(DOCUMENT TEXT begins)
Last week, hundreds of Netroots Nation attendees took to the streets of Philadelphia in solidarity with the nurses and other staff of Hahnemann University Hospital to protest its closing. The for-profit hospital is in bankruptcy, being closed down by the private ownership group, Philadelphia Academic Health System, which says it's no longer profitable.
Sen. Bernie Sanders was at Hahnemann this week, promising new legislation that would help local governments purchase for-profit hospitals with a new federal fund designated for that purpose. "I will be very soon introducing legislation in the Senate to establish a $20 billion emergency trust fund to help states and local communities purchase hospitals that are in financial distress," Sanders said. "In my view, any time a hospital is put up for sale in America, the local community or the state must have the right to buy it first with emergency financial assistance." He would also bar private equity funds from owning hospitals.
(DOCUMENT TEXT ends)
(MATERIAL SHOWN begins)
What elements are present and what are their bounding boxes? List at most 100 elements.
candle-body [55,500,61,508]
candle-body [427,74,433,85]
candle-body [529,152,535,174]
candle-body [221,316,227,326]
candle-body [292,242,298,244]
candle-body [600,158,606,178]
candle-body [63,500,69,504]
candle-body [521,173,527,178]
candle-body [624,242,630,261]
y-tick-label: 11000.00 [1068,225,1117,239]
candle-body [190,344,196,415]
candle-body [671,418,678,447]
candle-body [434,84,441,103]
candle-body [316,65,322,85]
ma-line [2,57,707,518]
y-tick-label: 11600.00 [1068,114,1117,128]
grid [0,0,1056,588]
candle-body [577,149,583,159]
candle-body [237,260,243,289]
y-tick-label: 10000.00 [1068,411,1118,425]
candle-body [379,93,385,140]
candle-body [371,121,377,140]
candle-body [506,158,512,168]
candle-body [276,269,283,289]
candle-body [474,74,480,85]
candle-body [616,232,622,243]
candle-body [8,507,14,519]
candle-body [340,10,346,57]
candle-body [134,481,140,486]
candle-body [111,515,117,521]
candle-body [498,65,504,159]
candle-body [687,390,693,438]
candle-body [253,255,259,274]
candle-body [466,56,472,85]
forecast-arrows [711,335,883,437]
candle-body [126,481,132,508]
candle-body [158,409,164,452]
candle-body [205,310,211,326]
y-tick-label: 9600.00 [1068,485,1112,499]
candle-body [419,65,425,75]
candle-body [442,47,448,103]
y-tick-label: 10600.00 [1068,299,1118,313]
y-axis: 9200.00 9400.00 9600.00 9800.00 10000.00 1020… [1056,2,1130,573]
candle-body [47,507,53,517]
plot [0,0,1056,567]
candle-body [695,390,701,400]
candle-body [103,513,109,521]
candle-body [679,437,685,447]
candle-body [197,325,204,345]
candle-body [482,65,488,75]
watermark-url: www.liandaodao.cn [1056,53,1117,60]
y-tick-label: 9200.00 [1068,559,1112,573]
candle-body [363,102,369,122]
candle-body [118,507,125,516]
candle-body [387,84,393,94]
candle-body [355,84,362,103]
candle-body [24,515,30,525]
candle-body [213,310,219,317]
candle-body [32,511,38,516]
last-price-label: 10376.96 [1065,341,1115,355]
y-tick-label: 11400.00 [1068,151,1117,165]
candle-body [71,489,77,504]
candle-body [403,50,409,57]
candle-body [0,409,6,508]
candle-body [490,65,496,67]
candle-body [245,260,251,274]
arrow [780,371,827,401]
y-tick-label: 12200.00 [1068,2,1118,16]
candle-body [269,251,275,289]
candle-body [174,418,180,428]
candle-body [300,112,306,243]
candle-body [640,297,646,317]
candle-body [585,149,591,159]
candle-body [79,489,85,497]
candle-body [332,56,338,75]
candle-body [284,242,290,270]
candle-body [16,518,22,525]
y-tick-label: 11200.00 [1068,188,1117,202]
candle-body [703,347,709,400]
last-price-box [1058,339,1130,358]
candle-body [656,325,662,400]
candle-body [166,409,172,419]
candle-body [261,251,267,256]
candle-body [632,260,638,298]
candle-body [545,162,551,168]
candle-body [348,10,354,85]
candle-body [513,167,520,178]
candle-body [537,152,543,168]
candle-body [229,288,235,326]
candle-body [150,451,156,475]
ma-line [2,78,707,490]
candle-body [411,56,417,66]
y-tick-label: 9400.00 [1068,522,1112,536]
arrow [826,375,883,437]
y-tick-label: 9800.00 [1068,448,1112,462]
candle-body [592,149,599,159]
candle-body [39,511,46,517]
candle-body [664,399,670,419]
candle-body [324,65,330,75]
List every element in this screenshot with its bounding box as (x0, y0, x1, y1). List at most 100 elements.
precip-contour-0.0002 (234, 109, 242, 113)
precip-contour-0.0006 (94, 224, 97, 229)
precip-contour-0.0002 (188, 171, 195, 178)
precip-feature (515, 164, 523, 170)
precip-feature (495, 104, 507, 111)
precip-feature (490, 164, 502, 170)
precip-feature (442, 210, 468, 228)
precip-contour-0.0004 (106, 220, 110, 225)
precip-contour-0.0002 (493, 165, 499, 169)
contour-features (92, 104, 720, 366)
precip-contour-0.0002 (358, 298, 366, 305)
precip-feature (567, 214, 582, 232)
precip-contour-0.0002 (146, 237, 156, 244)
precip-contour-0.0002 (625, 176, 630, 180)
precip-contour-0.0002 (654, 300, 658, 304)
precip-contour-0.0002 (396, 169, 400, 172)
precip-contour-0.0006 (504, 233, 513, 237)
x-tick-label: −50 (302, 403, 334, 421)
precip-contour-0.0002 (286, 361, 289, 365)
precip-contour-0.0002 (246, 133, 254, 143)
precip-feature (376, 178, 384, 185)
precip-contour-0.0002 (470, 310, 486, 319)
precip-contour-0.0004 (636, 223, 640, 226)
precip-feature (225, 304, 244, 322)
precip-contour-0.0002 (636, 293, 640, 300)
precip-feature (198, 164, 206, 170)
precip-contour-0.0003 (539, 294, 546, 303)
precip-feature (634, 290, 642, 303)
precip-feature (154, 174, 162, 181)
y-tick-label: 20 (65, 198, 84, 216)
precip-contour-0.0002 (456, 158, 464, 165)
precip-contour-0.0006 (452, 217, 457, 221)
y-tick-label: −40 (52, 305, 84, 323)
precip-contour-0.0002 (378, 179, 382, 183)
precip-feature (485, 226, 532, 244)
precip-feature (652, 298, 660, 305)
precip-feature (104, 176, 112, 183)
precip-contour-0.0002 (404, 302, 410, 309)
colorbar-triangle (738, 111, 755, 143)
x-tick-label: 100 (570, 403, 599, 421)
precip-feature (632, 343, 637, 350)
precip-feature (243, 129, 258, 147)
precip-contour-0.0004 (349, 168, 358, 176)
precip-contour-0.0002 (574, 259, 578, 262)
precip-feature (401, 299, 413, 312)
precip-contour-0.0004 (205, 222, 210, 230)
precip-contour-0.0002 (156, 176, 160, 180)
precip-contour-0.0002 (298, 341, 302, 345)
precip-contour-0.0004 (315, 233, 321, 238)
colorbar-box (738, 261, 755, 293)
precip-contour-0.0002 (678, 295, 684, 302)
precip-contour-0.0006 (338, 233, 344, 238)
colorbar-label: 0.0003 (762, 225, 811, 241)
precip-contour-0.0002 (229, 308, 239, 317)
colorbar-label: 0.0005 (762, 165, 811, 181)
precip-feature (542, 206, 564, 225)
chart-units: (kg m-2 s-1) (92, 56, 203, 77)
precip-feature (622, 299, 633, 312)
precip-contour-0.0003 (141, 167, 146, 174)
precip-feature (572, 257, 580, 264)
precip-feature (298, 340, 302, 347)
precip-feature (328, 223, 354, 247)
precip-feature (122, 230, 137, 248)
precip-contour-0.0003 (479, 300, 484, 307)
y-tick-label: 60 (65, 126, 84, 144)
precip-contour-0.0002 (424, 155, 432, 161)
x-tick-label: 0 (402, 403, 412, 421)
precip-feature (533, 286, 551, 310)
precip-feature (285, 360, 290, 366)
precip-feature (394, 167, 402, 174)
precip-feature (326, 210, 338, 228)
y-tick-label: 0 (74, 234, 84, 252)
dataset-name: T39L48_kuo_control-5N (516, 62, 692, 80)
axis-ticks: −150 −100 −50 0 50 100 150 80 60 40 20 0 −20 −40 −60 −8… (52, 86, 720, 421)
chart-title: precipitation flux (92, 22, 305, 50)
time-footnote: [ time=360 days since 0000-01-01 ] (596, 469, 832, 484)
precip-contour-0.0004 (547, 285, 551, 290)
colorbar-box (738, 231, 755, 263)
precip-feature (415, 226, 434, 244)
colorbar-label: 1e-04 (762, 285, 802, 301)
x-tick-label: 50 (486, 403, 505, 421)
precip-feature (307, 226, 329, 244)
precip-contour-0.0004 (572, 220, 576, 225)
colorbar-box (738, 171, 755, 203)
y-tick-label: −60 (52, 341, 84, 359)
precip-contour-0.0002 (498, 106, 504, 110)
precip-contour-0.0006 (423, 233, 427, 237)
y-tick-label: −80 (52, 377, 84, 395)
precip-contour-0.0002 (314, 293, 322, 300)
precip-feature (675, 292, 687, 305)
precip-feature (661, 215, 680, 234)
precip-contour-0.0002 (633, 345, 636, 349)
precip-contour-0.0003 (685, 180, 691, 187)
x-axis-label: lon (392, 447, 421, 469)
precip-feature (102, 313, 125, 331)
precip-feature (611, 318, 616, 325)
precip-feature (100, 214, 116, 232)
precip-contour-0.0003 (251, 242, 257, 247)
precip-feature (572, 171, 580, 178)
(MATERIAL SHOWN ends)
▸ **EXERCISE REQUIREMENTS**
Extend the piece about the Hahnemann University Hospital closing, picking up after its last sentence.

▸ **OUTPUT**
The Pennsylvania Association of School Nurses and Nurse Practitioners (PASNNAP), the union representing many of Hahnemann's nurses, says 2,500 jobs will be lost when it closes. Beyond that, it's going to devastate the mostly low-income population of patients the hospital serves. "It's going to have a very large impact," Shanna Hobson, a nurse at the hospital and a member of PSNNAP, told CNN. "We provide a lot of services, especially for patients that don't have a lot of insurance, and it is going to be very difficult for the other hospitals to absorb all of these patients."
The hospital is a "ghost town," workers told a local NBC station. The 47 patients receiving dialysis at the hospital three times a week are fearful for their future. "Dialysis is life-sustaining, it's not an option; they have to do it," Michele Smith, a clinic manager in the dialysis unit said.
The details of the legislation haven't been released yet, but it could also help save the hospitals in rural and underserved communities in states that didn't take Medicaid expansion and are closing because of lack of funding.